>>>

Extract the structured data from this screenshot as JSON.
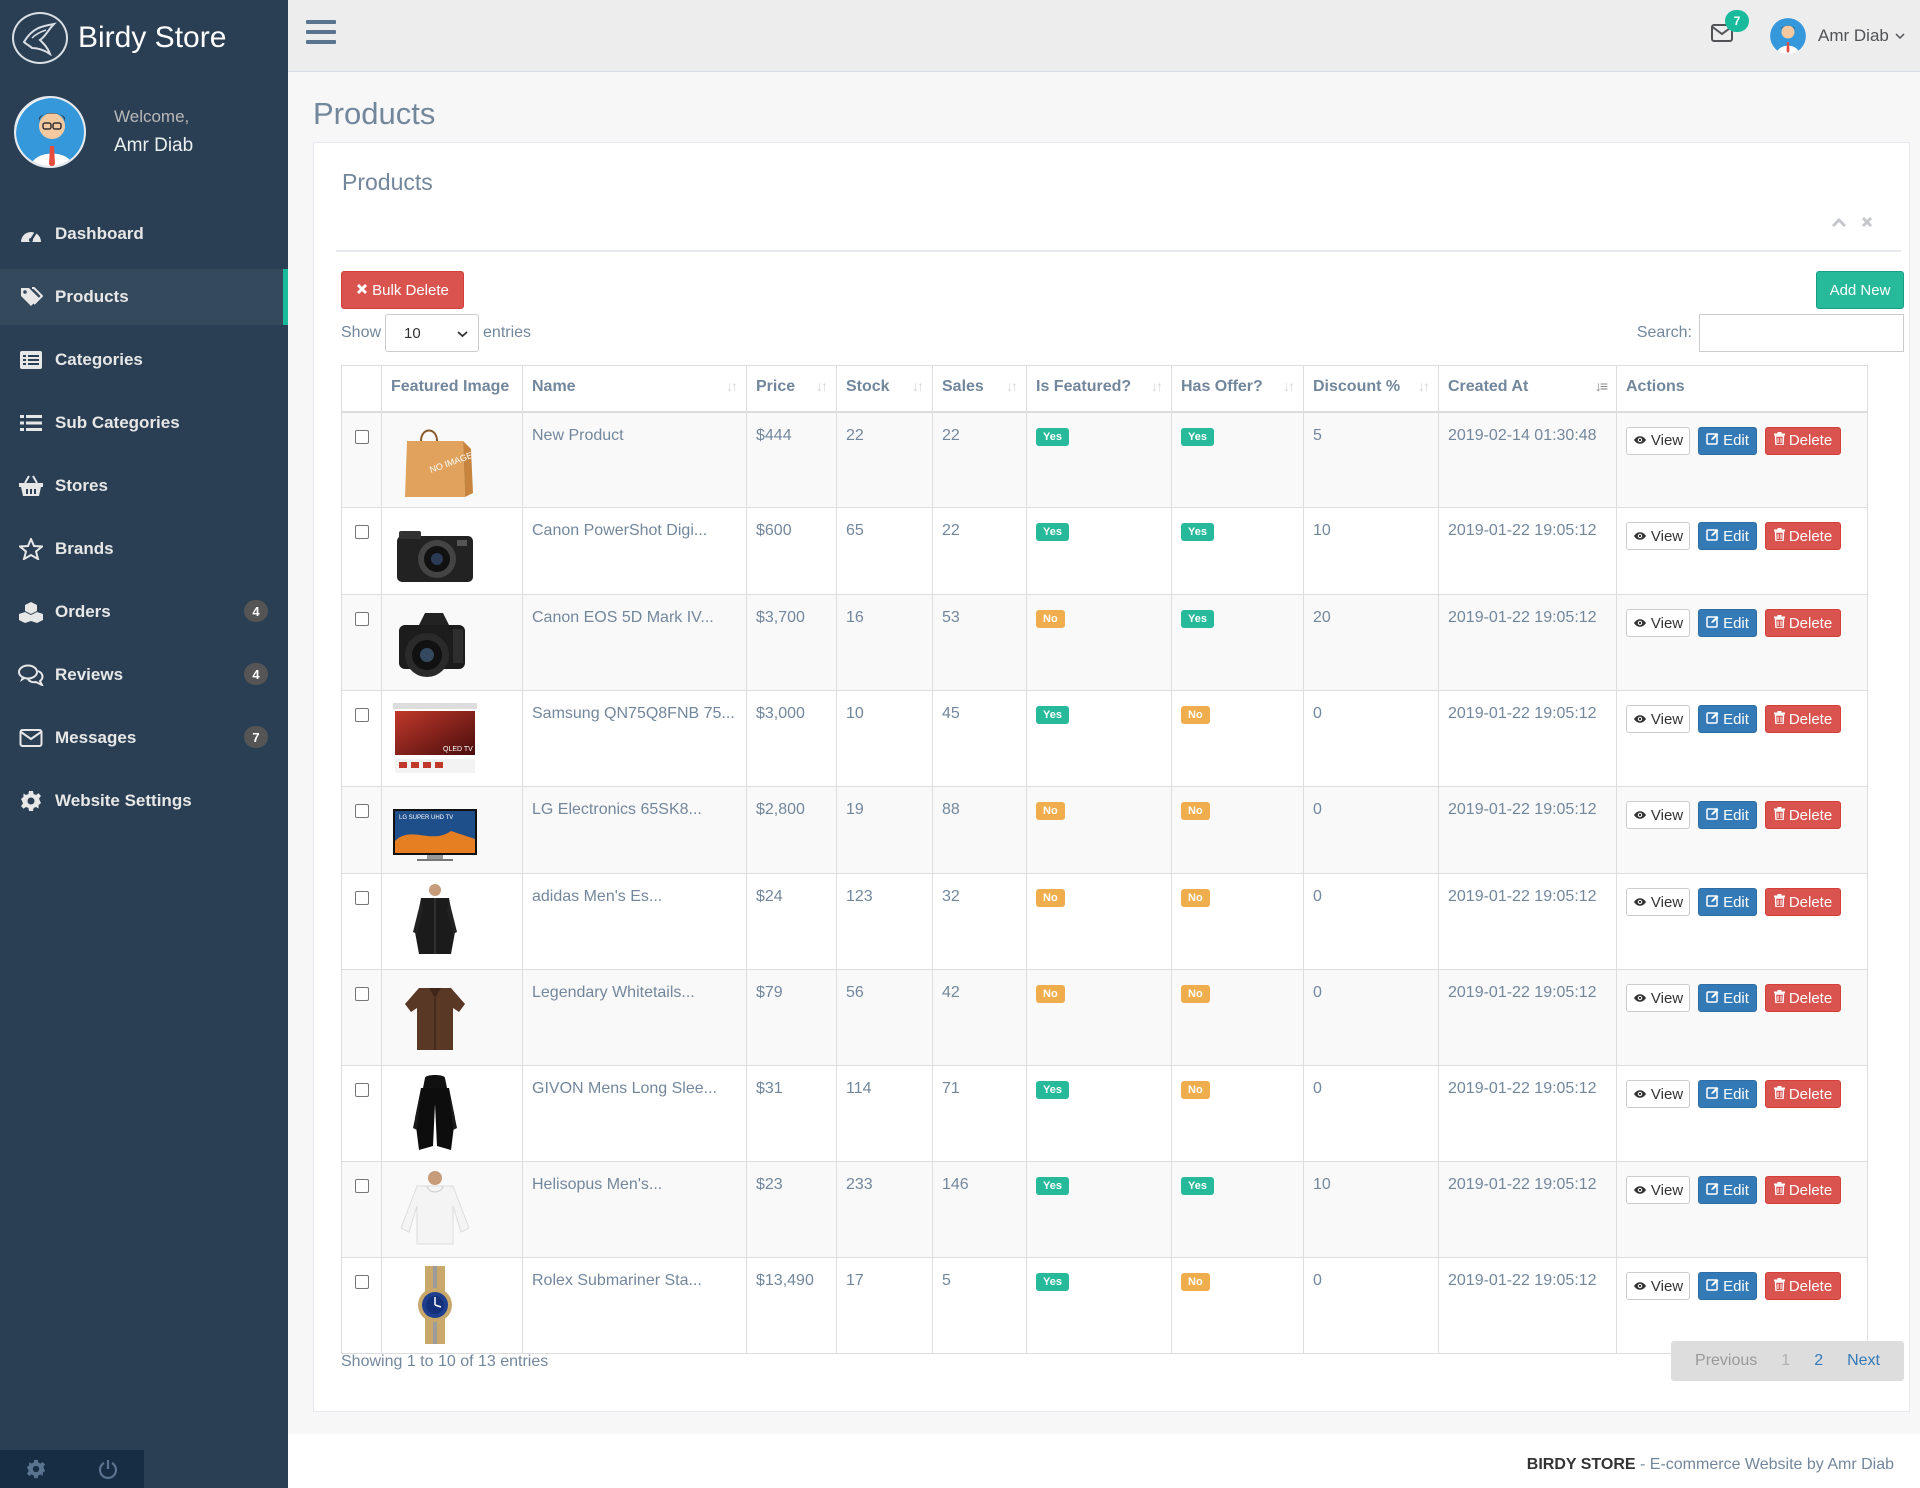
{
  "brand": {
    "title": "Birdy Store"
  },
  "profile": {
    "welcome": "Welcome,",
    "name": "Amr Diab"
  },
  "sidebar": {
    "items": [
      {
        "label": "Dashboard",
        "icon": "dashboard-icon",
        "badge": ""
      },
      {
        "label": "Products",
        "icon": "tags-icon",
        "badge": "",
        "active": true
      },
      {
        "label": "Categories",
        "icon": "list-alt-icon",
        "badge": ""
      },
      {
        "label": "Sub Categories",
        "icon": "list-icon",
        "badge": ""
      },
      {
        "label": "Stores",
        "icon": "shopping-basket-icon",
        "badge": ""
      },
      {
        "label": "Brands",
        "icon": "star-icon",
        "badge": ""
      },
      {
        "label": "Orders",
        "icon": "cubes-icon",
        "badge": "4"
      },
      {
        "label": "Reviews",
        "icon": "comments-icon",
        "badge": "4"
      },
      {
        "label": "Messages",
        "icon": "envelope-icon",
        "badge": "7"
      },
      {
        "label": "Website Settings",
        "icon": "cog-icon",
        "badge": ""
      }
    ]
  },
  "topnav": {
    "mail_count": "7",
    "user_name": "Amr Diab"
  },
  "page": {
    "title": "Products"
  },
  "panel": {
    "title": "Products"
  },
  "toolbar": {
    "bulk_delete": "Bulk Delete",
    "add_new": "Add New"
  },
  "length": {
    "show": "Show",
    "value": "10",
    "entries": "entries"
  },
  "search": {
    "label": "Search:",
    "value": ""
  },
  "table": {
    "columns": [
      "",
      "Featured Image",
      "Name",
      "Price",
      "Stock",
      "Sales",
      "Is Featured?",
      "Has Offer?",
      "Discount %",
      "Created At",
      "Actions"
    ],
    "actions": {
      "view": "View",
      "edit": "Edit",
      "delete": "Delete"
    },
    "rows": [
      {
        "image": "paper-bag-no-image",
        "name": "New Product",
        "price": "$444",
        "stock": "22",
        "sales": "22",
        "featured": "Yes",
        "offer": "Yes",
        "discount": "5",
        "created": "2019-02-14 01:30:48"
      },
      {
        "image": "compact-camera",
        "name": "Canon PowerShot Digi...",
        "price": "$600",
        "stock": "65",
        "sales": "22",
        "featured": "Yes",
        "offer": "Yes",
        "discount": "10",
        "created": "2019-01-22 19:05:12"
      },
      {
        "image": "dslr-camera",
        "name": "Canon EOS 5D Mark IV...",
        "price": "$3,700",
        "stock": "16",
        "sales": "53",
        "featured": "No",
        "offer": "Yes",
        "discount": "20",
        "created": "2019-01-22 19:05:12"
      },
      {
        "image": "qled-tv",
        "name": "Samsung QN75Q8FNB 75...",
        "price": "$3,000",
        "stock": "10",
        "sales": "45",
        "featured": "Yes",
        "offer": "No",
        "discount": "0",
        "created": "2019-01-22 19:05:12"
      },
      {
        "image": "lg-tv",
        "name": "LG Electronics 65SK8...",
        "price": "$2,800",
        "stock": "19",
        "sales": "88",
        "featured": "No",
        "offer": "No",
        "discount": "0",
        "created": "2019-01-22 19:05:12"
      },
      {
        "image": "black-jacket",
        "name": "adidas Men's Es...",
        "price": "$24",
        "stock": "123",
        "sales": "32",
        "featured": "No",
        "offer": "No",
        "discount": "0",
        "created": "2019-01-22 19:05:12"
      },
      {
        "image": "brown-shirt",
        "name": "Legendary Whitetails...",
        "price": "$79",
        "stock": "56",
        "sales": "42",
        "featured": "No",
        "offer": "No",
        "discount": "0",
        "created": "2019-01-22 19:05:12"
      },
      {
        "image": "black-cardigan",
        "name": "GIVON Mens Long Slee...",
        "price": "$31",
        "stock": "114",
        "sales": "71",
        "featured": "Yes",
        "offer": "No",
        "discount": "0",
        "created": "2019-01-22 19:05:12"
      },
      {
        "image": "white-sweater",
        "name": "Helisopus Men's...",
        "price": "$23",
        "stock": "233",
        "sales": "146",
        "featured": "Yes",
        "offer": "Yes",
        "discount": "10",
        "created": "2019-01-22 19:05:12"
      },
      {
        "image": "rolex-watch",
        "name": "Rolex Submariner Sta...",
        "price": "$13,490",
        "stock": "17",
        "sales": "5",
        "featured": "Yes",
        "offer": "No",
        "discount": "0",
        "created": "2019-01-22 19:05:12"
      }
    ]
  },
  "info": "Showing 1 to 10 of 13 entries",
  "pager": {
    "previous": "Previous",
    "pages": [
      "1",
      "2"
    ],
    "next": "Next"
  },
  "footer": {
    "brand": "BIRDY STORE",
    "text": " - E-commerce Website by Amr Diab"
  },
  "colors": {
    "sidebar": "#2a3f54",
    "accent": "#1abb9c",
    "danger": "#d9534f",
    "primary": "#337ab7",
    "warning": "#f0ad4e"
  }
}
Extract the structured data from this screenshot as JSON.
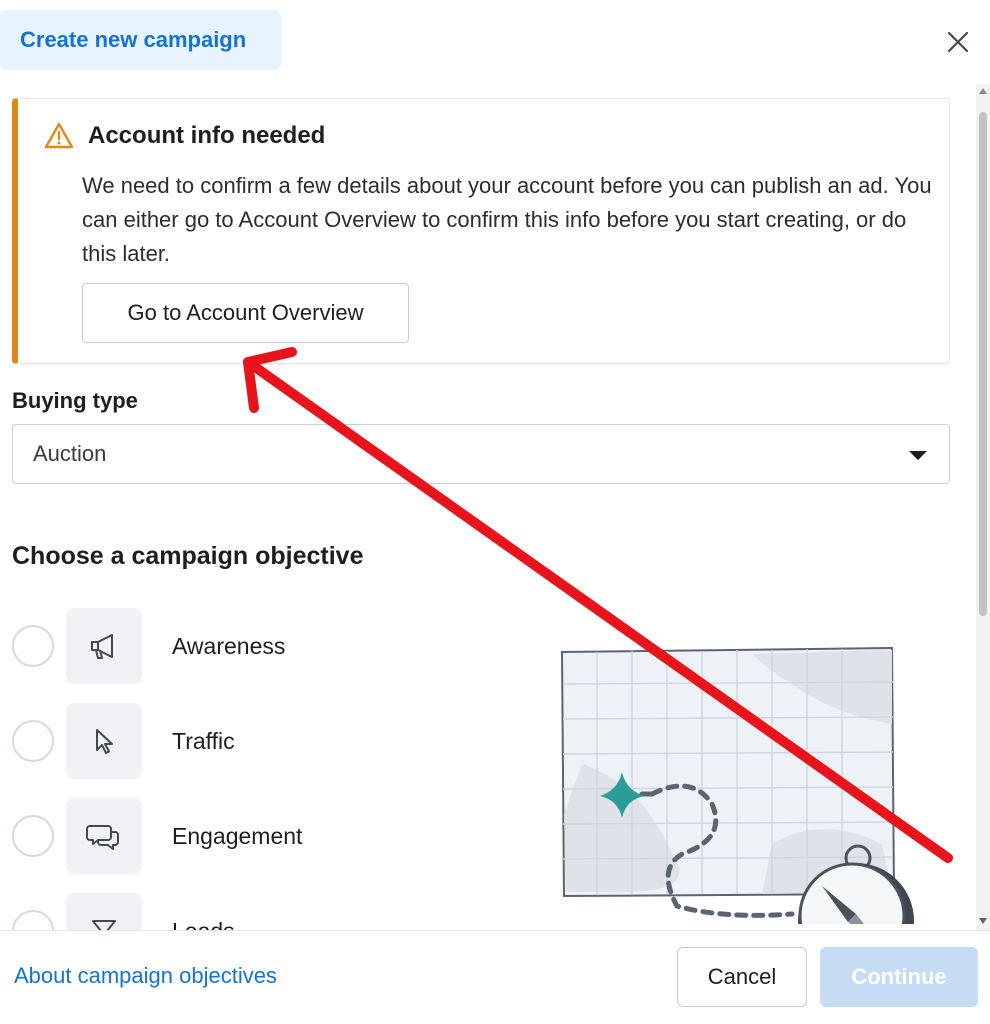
{
  "header": {
    "title": "Create new campaign",
    "close_icon": "close-icon"
  },
  "notice": {
    "icon": "warning-triangle-icon",
    "title": "Account info needed",
    "body": "We need to confirm a few details about your account before you can publish an ad. You can either go to Account Overview to confirm this info before you start creating, or do this later.",
    "button_label": "Go to Account Overview",
    "accent_color": "#e0881a"
  },
  "buying_type": {
    "label": "Buying type",
    "selected": "Auction"
  },
  "objectives": {
    "heading": "Choose a campaign objective",
    "items": [
      {
        "label": "Awareness",
        "icon": "megaphone-icon"
      },
      {
        "label": "Traffic",
        "icon": "cursor-icon"
      },
      {
        "label": "Engagement",
        "icon": "chat-bubbles-icon"
      },
      {
        "label": "Leads",
        "icon": "funnel-icon"
      }
    ]
  },
  "footer": {
    "about_link": "About campaign objectives",
    "cancel_label": "Cancel",
    "continue_label": "Continue"
  },
  "colors": {
    "link": "#1672d6",
    "title_chip_bg": "#e7f3ff",
    "continue_disabled_bg": "#c5dcf5",
    "annotation_arrow": "#e8141c",
    "illustration_teal": "#2a9d98"
  }
}
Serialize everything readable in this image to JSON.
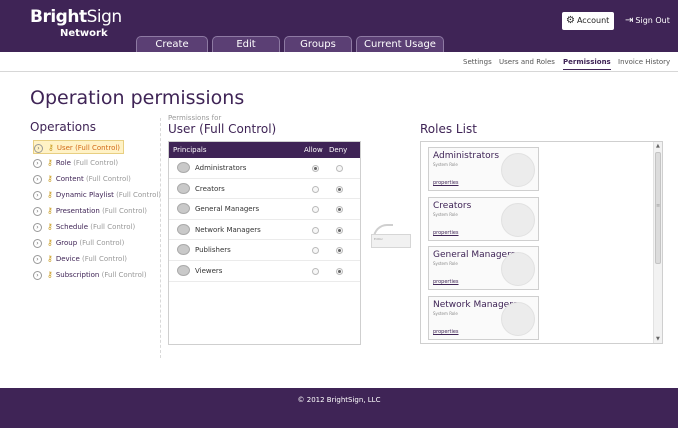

<<<

_Direction:_
Copy every record above exactly, leaving out any pictures.

_Task answer:_
Extract the structured data from this screenshot as JSON.
{
  "brand": {
    "title": "Birdy Store"
  },
  "profile": {
    "welcome": "Welcome,",
    "name": "Amr Diab"
  },
  "sidebar": {
    "items": [
      {
        "label": "Dashboard",
        "icon": "dashboard-icon",
        "badge": ""
      },
      {
        "label": "Products",
        "icon": "tags-icon",
        "badge": "",
        "active": true
      },
      {
        "label": "Categories",
        "icon": "list-alt-icon",
        "badge": ""
      },
      {
        "label": "Sub Categories",
        "icon": "list-icon",
        "badge": ""
      },
      {
        "label": "Stores",
        "icon": "shopping-basket-icon",
        "badge": ""
      },
      {
        "label": "Brands",
        "icon": "star-icon",
        "badge": ""
      },
      {
        "label": "Orders",
        "icon": "cubes-icon",
        "badge": "4"
      },
      {
        "label": "Reviews",
        "icon": "comments-icon",
        "badge": "4"
      },
      {
        "label": "Messages",
        "icon": "envelope-icon",
        "badge": "7"
      },
      {
        "label": "Website Settings",
        "icon": "cog-icon",
        "badge": ""
      }
    ]
  },
  "topnav": {
    "mail_count": "7",
    "user_name": "Amr Diab"
  },
  "page": {
    "title": "Products"
  },
  "panel": {
    "title": "Products"
  },
  "toolbar": {
    "bulk_delete": "Bulk Delete",
    "add_new": "Add New"
  },
  "length": {
    "show": "Show",
    "value": "10",
    "entries": "entries"
  },
  "search": {
    "label": "Search:",
    "value": ""
  },
  "table": {
    "columns": [
      "",
      "Featured Image",
      "Name",
      "Price",
      "Stock",
      "Sales",
      "Is Featured?",
      "Has Offer?",
      "Discount %",
      "Created At",
      "Actions"
    ],
    "actions": {
      "view": "View",
      "edit": "Edit",
      "delete": "Delete"
    },
    "rows": [
      {
        "image": "paper-bag-no-image",
        "name": "New Product",
        "price": "$444",
        "stock": "22",
        "sales": "22",
        "featured": "Yes",
        "offer": "Yes",
        "discount": "5",
        "created": "2019-02-14 01:30:48"
      },
      {
        "image": "compact-camera",
        "name": "Canon PowerShot Digi...",
        "price": "$600",
        "stock": "65",
        "sales": "22",
        "featured": "Yes",
        "offer": "Yes",
        "discount": "10",
        "created": "2019-01-22 19:05:12"
      },
      {
        "image": "dslr-camera",
        "name": "Canon EOS 5D Mark IV...",
        "price": "$3,700",
        "stock": "16",
        "sales": "53",
        "featured": "No",
        "offer": "Yes",
        "discount": "20",
        "created": "2019-01-22 19:05:12"
      },
      {
        "image": "qled-tv",
        "name": "Samsung QN75Q8FNB 75...",
        "price": "$3,000",
        "stock": "10",
        "sales": "45",
        "featured": "Yes",
        "offer": "No",
        "discount": "0",
        "created": "2019-01-22 19:05:12"
      },
      {
        "image": "lg-tv",
        "name": "LG Electronics 65SK8...",
        "price": "$2,800",
        "stock": "19",
        "sales": "88",
        "featured": "No",
        "offer": "No",
        "discount": "0",
        "created": "2019-01-22 19:05:12"
      },
      {
        "image": "black-jacket",
        "name": "adidas Men's Es...",
        "price": "$24",
        "stock": "123",
        "sales": "32",
        "featured": "No",
        "offer": "No",
        "discount": "0",
        "created": "2019-01-22 19:05:12"
      },
      {
        "image": "brown-shirt",
        "name": "Legendary Whitetails...",
        "price": "$79",
        "stock": "56",
        "sales": "42",
        "featured": "No",
        "offer": "No",
        "discount": "0",
        "created": "2019-01-22 19:05:12"
      },
      {
        "image": "black-cardigan",
        "name": "GIVON Mens Long Slee...",
        "price": "$31",
        "stock": "114",
        "sales": "71",
        "featured": "Yes",
        "offer": "No",
        "discount": "0",
        "created": "2019-01-22 19:05:12"
      },
      {
        "image": "white-sweater",
        "name": "Helisopus Men's...",
        "price": "$23",
        "stock": "233",
        "sales": "146",
        "featured": "Yes",
        "offer": "Yes",
        "discount": "10",
        "created": "2019-01-22 19:05:12"
      },
      {
        "image": "rolex-watch",
        "name": "Rolex Submariner Sta...",
        "price": "$13,490",
        "stock": "17",
        "sales": "5",
        "featured": "Yes",
        "offer": "No",
        "discount": "0",
        "created": "2019-01-22 19:05:12"
      }
    ]
  },
  "info": "Showing 1 to 10 of 13 entries",
  "pager": {
    "previous": "Previous",
    "pages": [
      "1",
      "2"
    ],
    "next": "Next"
  },
  "footer": {
    "brand": "BIRDY STORE",
    "text": " - E-commerce Website by Amr Diab"
  },
  "colors": {
    "sidebar": "#2a3f54",
    "accent": "#1abb9c",
    "danger": "#d9534f",
    "primary": "#337ab7",
    "warning": "#f0ad4e"
  }
}
Extract the structured data from this screenshot as JSON.
{
  "header": {
    "title": "Create new campaign",
    "close_icon": "close-icon"
  },
  "notice": {
    "icon": "warning-triangle-icon",
    "title": "Account info needed",
    "body": "We need to confirm a few details about your account before you can publish an ad. You can either go to Account Overview to confirm this info before you start creating, or do this later.",
    "button_label": "Go to Account Overview",
    "accent_color": "#e0881a"
  },
  "buying_type": {
    "label": "Buying type",
    "selected": "Auction"
  },
  "objectives": {
    "heading": "Choose a campaign objective",
    "items": [
      {
        "label": "Awareness",
        "icon": "megaphone-icon"
      },
      {
        "label": "Traffic",
        "icon": "cursor-icon"
      },
      {
        "label": "Engagement",
        "icon": "chat-bubbles-icon"
      },
      {
        "label": "Leads",
        "icon": "funnel-icon"
      }
    ]
  },
  "footer": {
    "about_link": "About campaign objectives",
    "cancel_label": "Cancel",
    "continue_label": "Continue"
  },
  "colors": {
    "link": "#1672d6",
    "title_chip_bg": "#e7f3ff",
    "continue_disabled_bg": "#c5dcf5",
    "annotation_arrow": "#e8141c",
    "illustration_teal": "#2a9d98"
  }
}
Serialize everything readable in this image to JSON.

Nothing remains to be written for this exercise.